> _Work instructions_:
Write out the whole listing, matching it exactly.

Records from a dataset

—————

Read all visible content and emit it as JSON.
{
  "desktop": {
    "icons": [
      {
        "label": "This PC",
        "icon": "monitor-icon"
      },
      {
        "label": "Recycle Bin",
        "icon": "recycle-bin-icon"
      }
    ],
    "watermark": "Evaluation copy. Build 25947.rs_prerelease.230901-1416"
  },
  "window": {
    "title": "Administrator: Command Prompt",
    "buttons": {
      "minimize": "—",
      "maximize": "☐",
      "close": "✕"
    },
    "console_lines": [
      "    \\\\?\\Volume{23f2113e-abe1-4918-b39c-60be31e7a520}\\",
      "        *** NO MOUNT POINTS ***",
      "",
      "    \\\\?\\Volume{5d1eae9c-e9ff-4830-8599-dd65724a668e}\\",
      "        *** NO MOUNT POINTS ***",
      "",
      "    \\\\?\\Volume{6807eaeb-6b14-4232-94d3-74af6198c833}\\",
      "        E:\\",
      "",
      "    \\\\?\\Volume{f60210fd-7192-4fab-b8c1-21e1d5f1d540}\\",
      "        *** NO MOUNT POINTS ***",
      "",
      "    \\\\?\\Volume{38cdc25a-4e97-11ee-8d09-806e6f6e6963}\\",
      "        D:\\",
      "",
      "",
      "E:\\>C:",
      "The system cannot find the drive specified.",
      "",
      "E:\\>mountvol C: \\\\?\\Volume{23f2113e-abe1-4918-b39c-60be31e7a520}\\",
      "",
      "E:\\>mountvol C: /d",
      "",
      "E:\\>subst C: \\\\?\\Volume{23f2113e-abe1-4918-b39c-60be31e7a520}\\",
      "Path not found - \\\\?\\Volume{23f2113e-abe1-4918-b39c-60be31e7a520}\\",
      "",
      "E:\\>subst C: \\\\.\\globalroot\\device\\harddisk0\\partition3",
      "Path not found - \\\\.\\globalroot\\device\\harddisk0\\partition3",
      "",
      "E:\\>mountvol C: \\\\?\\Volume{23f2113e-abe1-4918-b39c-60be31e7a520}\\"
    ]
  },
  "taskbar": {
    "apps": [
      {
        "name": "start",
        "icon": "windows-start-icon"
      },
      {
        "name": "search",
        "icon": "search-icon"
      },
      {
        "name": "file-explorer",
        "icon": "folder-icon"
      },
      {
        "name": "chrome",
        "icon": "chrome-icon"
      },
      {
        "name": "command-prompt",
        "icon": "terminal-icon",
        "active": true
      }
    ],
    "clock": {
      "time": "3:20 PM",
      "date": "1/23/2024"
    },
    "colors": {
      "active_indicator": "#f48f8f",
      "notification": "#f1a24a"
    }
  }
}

—————

> _Written answer_:
Read all visible content and emit it as JSON.
{
  "desktop": {
    "icons": [
      {
        "label": "This PC",
        "icon": "monitor-icon"
      },
      {
        "label": "Recycle Bin",
        "icon": "recycle-bin-icon"
      }
    ],
    "watermark": "Evaluation copy. Build 25947.rs_prerelease.230901-1416"
  },
  "window": {
    "title": "Administrator: Command Prompt",
    "buttons": {
      "minimize": "—",
      "maximize": "☐",
      "close": "✕"
    },
    "console_lines": [
      "    \\\\?\\Volume{23f2113e-abe1-4918-b39c-60be31e7a520}\\",
      "        *** NO MOUNT POINTS ***",
      "",
      "    \\\\?\\Volume{5d1eae9c-e9ff-4830-8599-dd65724a668e}\\",
      "        *** NO MOUNT POINTS ***",
      "",
      "    \\\\?\\Volume{6807eaeb-6b14-4232-94d3-74af6198c833}\\",
      "        E:\\",
      "",
      "    \\\\?\\Volume{f60210fd-7192-4fab-b8c1-21e1d5f1d540}\\",
      "        *** NO MOUNT POINTS ***",
      "",
      "    \\\\?\\Volume{38cdc25a-4e97-11ee-8d09-806e6f6e6963}\\",
      "        D:\\",
      "",
      "",
      "E:\\>C:",
      "The system cannot find the drive specified.",
      "",
      "E:\\>mountvol C: \\\\?\\Volume{23f2113e-abe1-4918-b39c-60be31e7a520}\\",
      "",
      "E:\\>mountvol C: /d",
      "",
      "E:\\>subst C: \\\\?\\Volume{23f2113e-abe1-4918-b39c-60be31e7a520}\\",
      "Path not found - \\\\?\\Volume{23f2113e-abe1-4918-b39c-60be31e7a520}\\",
      "",
      "E:\\>subst C: \\\\.\\globalroot\\device\\harddisk0\\partition3",
      "Path not found - \\\\.\\globalroot\\device\\harddisk0\\partition3",
      "",
      "E:\\>mountvol C: \\\\?\\Volume{23f2113e-abe1-4918-b39c-60be31e7a520}\\"
    ]
  },
  "taskbar": {
    "apps": [
      {
        "name": "start",
        "icon": "windows-start-icon"
      },
      {
        "name": "search",
        "icon": "search-icon"
      },
      {
        "name": "file-explorer",
        "icon": "folder-icon"
      },
      {
        "name": "chrome",
        "icon": "chrome-icon"
      },
      {
        "name": "command-prompt",
        "icon": "terminal-icon",
        "active": true
      }
    ],
    "clock": {
      "time": "3:20 PM",
      "date": "1/23/2024"
    },
    "colors": {
      "active_indicator": "#f48f8f",
      "notification": "#f1a24a"
    }
  }
}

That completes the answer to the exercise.